───── EXTRACTED DATA ─────
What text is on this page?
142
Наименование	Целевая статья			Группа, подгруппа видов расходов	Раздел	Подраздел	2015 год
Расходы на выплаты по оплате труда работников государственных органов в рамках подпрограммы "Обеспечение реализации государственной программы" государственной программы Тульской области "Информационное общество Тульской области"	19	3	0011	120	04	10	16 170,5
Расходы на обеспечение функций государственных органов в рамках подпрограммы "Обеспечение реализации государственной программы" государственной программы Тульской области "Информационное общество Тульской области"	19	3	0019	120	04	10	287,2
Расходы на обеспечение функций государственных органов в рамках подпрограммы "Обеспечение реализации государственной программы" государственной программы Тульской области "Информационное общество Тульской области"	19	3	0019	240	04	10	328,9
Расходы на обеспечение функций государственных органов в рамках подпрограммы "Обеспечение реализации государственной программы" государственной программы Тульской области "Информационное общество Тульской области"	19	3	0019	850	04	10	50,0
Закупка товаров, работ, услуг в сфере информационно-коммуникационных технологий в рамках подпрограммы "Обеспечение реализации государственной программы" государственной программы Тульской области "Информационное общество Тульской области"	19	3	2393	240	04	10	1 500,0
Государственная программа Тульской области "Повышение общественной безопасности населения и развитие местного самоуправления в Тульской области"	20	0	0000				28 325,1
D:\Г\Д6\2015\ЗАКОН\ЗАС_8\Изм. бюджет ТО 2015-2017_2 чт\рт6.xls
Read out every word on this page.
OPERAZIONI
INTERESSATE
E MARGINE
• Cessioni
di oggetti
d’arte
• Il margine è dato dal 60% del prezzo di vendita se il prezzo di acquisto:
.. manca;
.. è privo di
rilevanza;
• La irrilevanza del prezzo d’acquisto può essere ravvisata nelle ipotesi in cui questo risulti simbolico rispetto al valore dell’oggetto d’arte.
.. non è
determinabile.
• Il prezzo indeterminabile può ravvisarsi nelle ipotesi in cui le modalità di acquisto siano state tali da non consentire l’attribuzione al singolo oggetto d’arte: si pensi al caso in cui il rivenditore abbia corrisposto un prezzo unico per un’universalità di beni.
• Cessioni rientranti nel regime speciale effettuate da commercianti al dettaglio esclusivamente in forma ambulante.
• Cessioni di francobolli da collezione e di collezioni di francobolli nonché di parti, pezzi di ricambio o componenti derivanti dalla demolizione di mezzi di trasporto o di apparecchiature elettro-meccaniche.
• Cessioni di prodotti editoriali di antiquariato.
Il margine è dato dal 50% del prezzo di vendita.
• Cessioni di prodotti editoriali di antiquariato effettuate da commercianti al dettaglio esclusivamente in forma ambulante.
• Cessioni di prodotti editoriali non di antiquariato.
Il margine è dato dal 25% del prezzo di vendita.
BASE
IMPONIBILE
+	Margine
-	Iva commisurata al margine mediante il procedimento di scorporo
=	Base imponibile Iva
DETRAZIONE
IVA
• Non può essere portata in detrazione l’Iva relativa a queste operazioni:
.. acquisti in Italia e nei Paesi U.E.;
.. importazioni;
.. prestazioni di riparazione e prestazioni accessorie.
─────
_GIVEN PROBLEM_
All of the entries must be quoted exactly; please include each one.

_ANSWER TO THIS PROBLEM_
What text is on this page?
142
Наименование	Целевая статья			Группа, подгруппа видов расходов	Раздел	Подраздел	2015 год
Расходы на выплаты по оплате труда работников государственных органов в рамках подпрограммы "Обеспечение реализации государственной программы" государственной программы Тульской области "Информационное общество Тульской области"	19	3	0011	120	04	10	16 170,5
Расходы на обеспечение функций государственных органов в рамках подпрограммы "Обеспечение реализации государственной программы" государственной программы Тульской области "Информационное общество Тульской области"	19	3	0019	120	04	10	287,2
Расходы на обеспечение функций государственных органов в рамках подпрограммы "Обеспечение реализации государственной программы" государственной программы Тульской области "Информационное общество Тульской области"	19	3	0019	240	04	10	328,9
Расходы на обеспечение функций государственных органов в рамках подпрограммы "Обеспечение реализации государственной программы" государственной программы Тульской области "Информационное общество Тульской области"	19	3	0019	850	04	10	50,0
Закупка товаров, работ, услуг в сфере информационно-коммуникационных технологий в рамках подпрограммы "Обеспечение реализации государственной программы" государственной программы Тульской области "Информационное общество Тульской области"	19	3	2393	240	04	10	1 500,0
Государственная программа Тульской области "Повышение общественной безопасности населения и развитие местного самоуправления в Тульской области"	20	0	0000				28 325,1
D:\Г\Д6\2015\ЗАКОН\ЗАС_8\Изм. бюджет ТО 2015-2017_2 чт\рт6.xls
Read out every word on this page.
OPERAZIONI
INTERESSATE
E MARGINE
• Cessioni
di oggetti
d’arte
• Il margine è dato dal 60% del prezzo di vendita se il prezzo di acquisto:
.. manca;
.. è privo di
rilevanza;
• La irrilevanza del prezzo d’acquisto può essere ravvisata nelle ipotesi in cui questo risulti simbolico rispetto al valore dell’oggetto d’arte.
.. non è
determinabile.
• Il prezzo indeterminabile può ravvisarsi nelle ipotesi in cui le modalità di acquisto siano state tali da non consentire l’attribuzione al singolo oggetto d’arte: si pensi al caso in cui il rivenditore abbia corrisposto un prezzo unico per un’universalità di beni.
• Cessioni rientranti nel regime speciale effettuate da commercianti al dettaglio esclusivamente in forma ambulante.
• Cessioni di francobolli da collezione e di collezioni di francobolli nonché di parti, pezzi di ricambio o componenti derivanti dalla demolizione di mezzi di trasporto o di apparecchiature elettro-meccaniche.
• Cessioni di prodotti editoriali di antiquariato.
Il margine è dato dal 50% del prezzo di vendita.
• Cessioni di prodotti editoriali di antiquariato effettuate da commercianti al dettaglio esclusivamente in forma ambulante.
• Cessioni di prodotti editoriali non di antiquariato.
Il margine è dato dal 25% del prezzo di vendita.
BASE
IMPONIBILE
+	Margine
-	Iva commisurata al margine mediante il procedimento di scorporo
=	Base imponibile Iva
DETRAZIONE
IVA
• Non può essere portata in detrazione l’Iva relativa a queste operazioni:
.. acquisti in Italia e nei Paesi U.E.;
.. importazioni;
.. prestazioni di riparazione e prestazioni accessorie.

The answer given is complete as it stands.